* **WRITTEN EXERCISE**
Could you transcribe the material below exactly, without leaving out a single line?

=== RECORDS PROVIDED ===

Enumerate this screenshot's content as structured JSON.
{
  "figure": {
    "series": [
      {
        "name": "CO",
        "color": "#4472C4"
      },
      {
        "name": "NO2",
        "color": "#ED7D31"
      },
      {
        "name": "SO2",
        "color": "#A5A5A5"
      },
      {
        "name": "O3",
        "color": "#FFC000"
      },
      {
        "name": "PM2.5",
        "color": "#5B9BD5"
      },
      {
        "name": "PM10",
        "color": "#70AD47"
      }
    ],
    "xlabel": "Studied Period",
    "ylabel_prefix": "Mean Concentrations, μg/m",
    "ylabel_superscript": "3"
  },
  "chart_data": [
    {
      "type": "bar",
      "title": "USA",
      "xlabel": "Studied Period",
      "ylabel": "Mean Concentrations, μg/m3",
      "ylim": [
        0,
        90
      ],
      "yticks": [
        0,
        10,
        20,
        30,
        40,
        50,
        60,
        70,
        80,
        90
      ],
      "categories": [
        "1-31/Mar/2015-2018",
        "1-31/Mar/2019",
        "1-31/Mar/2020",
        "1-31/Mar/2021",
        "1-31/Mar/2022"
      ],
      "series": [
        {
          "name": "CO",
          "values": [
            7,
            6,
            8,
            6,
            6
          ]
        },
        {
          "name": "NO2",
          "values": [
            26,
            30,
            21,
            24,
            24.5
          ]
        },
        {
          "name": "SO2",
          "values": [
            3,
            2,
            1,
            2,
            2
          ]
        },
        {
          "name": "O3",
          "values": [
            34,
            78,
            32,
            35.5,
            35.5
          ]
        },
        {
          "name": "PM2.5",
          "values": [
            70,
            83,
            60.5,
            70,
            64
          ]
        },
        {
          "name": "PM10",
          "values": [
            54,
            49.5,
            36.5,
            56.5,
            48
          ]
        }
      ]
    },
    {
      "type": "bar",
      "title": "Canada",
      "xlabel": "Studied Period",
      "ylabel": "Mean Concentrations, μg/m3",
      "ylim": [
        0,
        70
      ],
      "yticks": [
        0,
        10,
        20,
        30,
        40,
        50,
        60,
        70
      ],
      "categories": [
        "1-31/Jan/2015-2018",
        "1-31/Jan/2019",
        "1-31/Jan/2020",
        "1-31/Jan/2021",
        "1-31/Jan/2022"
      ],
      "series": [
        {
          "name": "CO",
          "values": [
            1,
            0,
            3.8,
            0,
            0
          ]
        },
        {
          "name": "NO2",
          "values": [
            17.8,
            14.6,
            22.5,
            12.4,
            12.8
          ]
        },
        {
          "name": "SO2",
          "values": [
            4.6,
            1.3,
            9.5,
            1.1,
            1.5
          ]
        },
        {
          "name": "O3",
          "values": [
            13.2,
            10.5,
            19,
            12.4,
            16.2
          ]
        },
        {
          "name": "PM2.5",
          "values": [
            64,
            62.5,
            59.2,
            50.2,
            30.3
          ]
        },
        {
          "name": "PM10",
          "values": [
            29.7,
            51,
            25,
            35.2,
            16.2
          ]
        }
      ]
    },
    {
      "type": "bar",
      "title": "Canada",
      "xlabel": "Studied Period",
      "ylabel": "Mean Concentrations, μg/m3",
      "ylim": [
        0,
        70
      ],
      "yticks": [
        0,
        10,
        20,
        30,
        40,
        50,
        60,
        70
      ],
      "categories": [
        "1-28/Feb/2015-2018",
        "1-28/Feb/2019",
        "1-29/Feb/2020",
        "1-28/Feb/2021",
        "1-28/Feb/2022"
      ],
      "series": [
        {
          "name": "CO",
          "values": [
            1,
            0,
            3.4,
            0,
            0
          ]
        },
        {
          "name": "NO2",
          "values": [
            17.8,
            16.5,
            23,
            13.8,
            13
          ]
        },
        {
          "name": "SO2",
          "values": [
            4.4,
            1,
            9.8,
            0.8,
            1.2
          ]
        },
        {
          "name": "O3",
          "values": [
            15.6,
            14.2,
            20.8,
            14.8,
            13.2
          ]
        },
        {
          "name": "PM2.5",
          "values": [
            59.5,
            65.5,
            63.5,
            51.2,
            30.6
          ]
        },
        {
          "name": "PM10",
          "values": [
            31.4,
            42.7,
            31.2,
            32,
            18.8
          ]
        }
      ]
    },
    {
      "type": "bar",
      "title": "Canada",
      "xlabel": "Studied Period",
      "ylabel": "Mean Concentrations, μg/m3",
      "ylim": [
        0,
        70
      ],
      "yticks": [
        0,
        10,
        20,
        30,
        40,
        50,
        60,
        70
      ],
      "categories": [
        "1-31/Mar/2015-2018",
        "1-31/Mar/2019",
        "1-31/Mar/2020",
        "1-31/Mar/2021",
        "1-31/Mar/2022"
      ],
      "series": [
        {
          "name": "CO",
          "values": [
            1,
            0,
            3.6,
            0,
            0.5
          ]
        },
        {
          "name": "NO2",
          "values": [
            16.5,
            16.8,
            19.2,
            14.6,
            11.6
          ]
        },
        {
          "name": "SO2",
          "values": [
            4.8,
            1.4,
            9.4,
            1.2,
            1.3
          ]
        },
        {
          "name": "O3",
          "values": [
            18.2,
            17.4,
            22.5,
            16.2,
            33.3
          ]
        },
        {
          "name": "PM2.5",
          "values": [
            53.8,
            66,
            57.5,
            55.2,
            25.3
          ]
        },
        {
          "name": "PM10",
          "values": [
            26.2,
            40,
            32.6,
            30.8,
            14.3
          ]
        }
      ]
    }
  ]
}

===

* **RESPONSE BELOW**
Enumerate this screenshot's content as structured JSON.
{
  "figure": {
    "series": [
      {
        "name": "CO",
        "color": "#4472C4"
      },
      {
        "name": "NO2",
        "color": "#ED7D31"
      },
      {
        "name": "SO2",
        "color": "#A5A5A5"
      },
      {
        "name": "O3",
        "color": "#FFC000"
      },
      {
        "name": "PM2.5",
        "color": "#5B9BD5"
      },
      {
        "name": "PM10",
        "color": "#70AD47"
      }
    ],
    "xlabel": "Studied Period",
    "ylabel_prefix": "Mean Concentrations, μg/m",
    "ylabel_superscript": "3"
  },
  "chart_data": [
    {
      "type": "bar",
      "title": "USA",
      "xlabel": "Studied Period",
      "ylabel": "Mean Concentrations, μg/m3",
      "ylim": [
        0,
        90
      ],
      "yticks": [
        0,
        10,
        20,
        30,
        40,
        50,
        60,
        70,
        80,
        90
      ],
      "categories": [
        "1-31/Mar/2015-2018",
        "1-31/Mar/2019",
        "1-31/Mar/2020",
        "1-31/Mar/2021",
        "1-31/Mar/2022"
      ],
      "series": [
        {
          "name": "CO",
          "values": [
            7,
            6,
            8,
            6,
            6
          ]
        },
        {
          "name": "NO2",
          "values": [
            26,
            30,
            21,
            24,
            24.5
          ]
        },
        {
          "name": "SO2",
          "values": [
            3,
            2,
            1,
            2,
            2
          ]
        },
        {
          "name": "O3",
          "values": [
            34,
            78,
            32,
            35.5,
            35.5
          ]
        },
        {
          "name": "PM2.5",
          "values": [
            70,
            83,
            60.5,
            70,
            64
          ]
        },
        {
          "name": "PM10",
          "values": [
            54,
            49.5,
            36.5,
            56.5,
            48
          ]
        }
      ]
    },
    {
      "type": "bar",
      "title": "Canada",
      "xlabel": "Studied Period",
      "ylabel": "Mean Concentrations, μg/m3",
      "ylim": [
        0,
        70
      ],
      "yticks": [
        0,
        10,
        20,
        30,
        40,
        50,
        60,
        70
      ],
      "categories": [
        "1-31/Jan/2015-2018",
        "1-31/Jan/2019",
        "1-31/Jan/2020",
        "1-31/Jan/2021",
        "1-31/Jan/2022"
      ],
      "series": [
        {
          "name": "CO",
          "values": [
            1,
            0,
            3.8,
            0,
            0
          ]
        },
        {
          "name": "NO2",
          "values": [
            17.8,
            14.6,
            22.5,
            12.4,
            12.8
          ]
        },
        {
          "name": "SO2",
          "values": [
            4.6,
            1.3,
            9.5,
            1.1,
            1.5
          ]
        },
        {
          "name": "O3",
          "values": [
            13.2,
            10.5,
            19,
            12.4,
            16.2
          ]
        },
        {
          "name": "PM2.5",
          "values": [
            64,
            62.5,
            59.2,
            50.2,
            30.3
          ]
        },
        {
          "name": "PM10",
          "values": [
            29.7,
            51,
            25,
            35.2,
            16.2
          ]
        }
      ]
    },
    {
      "type": "bar",
      "title": "Canada",
      "xlabel": "Studied Period",
      "ylabel": "Mean Concentrations, μg/m3",
      "ylim": [
        0,
        70
      ],
      "yticks": [
        0,
        10,
        20,
        30,
        40,
        50,
        60,
        70
      ],
      "categories": [
        "1-28/Feb/2015-2018",
        "1-28/Feb/2019",
        "1-29/Feb/2020",
        "1-28/Feb/2021",
        "1-28/Feb/2022"
      ],
      "series": [
        {
          "name": "CO",
          "values": [
            1,
            0,
            3.4,
            0,
            0
          ]
        },
        {
          "name": "NO2",
          "values": [
            17.8,
            16.5,
            23,
            13.8,
            13
          ]
        },
        {
          "name": "SO2",
          "values": [
            4.4,
            1,
            9.8,
            0.8,
            1.2
          ]
        },
        {
          "name": "O3",
          "values": [
            15.6,
            14.2,
            20.8,
            14.8,
            13.2
          ]
        },
        {
          "name": "PM2.5",
          "values": [
            59.5,
            65.5,
            63.5,
            51.2,
            30.6
          ]
        },
        {
          "name": "PM10",
          "values": [
            31.4,
            42.7,
            31.2,
            32,
            18.8
          ]
        }
      ]
    },
    {
      "type": "bar",
      "title": "Canada",
      "xlabel": "Studied Period",
      "ylabel": "Mean Concentrations, μg/m3",
      "ylim": [
        0,
        70
      ],
      "yticks": [
        0,
        10,
        20,
        30,
        40,
        50,
        60,
        70
      ],
      "categories": [
        "1-31/Mar/2015-2018",
        "1-31/Mar/2019",
        "1-31/Mar/2020",
        "1-31/Mar/2021",
        "1-31/Mar/2022"
      ],
      "series": [
        {
          "name": "CO",
          "values": [
            1,
            0,
            3.6,
            0,
            0.5
          ]
        },
        {
          "name": "NO2",
          "values": [
            16.5,
            16.8,
            19.2,
            14.6,
            11.6
          ]
        },
        {
          "name": "SO2",
          "values": [
            4.8,
            1.4,
            9.4,
            1.2,
            1.3
          ]
        },
        {
          "name": "O3",
          "values": [
            18.2,
            17.4,
            22.5,
            16.2,
            33.3
          ]
        },
        {
          "name": "PM2.5",
          "values": [
            53.8,
            66,
            57.5,
            55.2,
            25.3
          ]
        },
        {
          "name": "PM10",
          "values": [
            26.2,
            40,
            32.6,
            30.8,
            14.3
          ]
        }
      ]
    }
  ]
}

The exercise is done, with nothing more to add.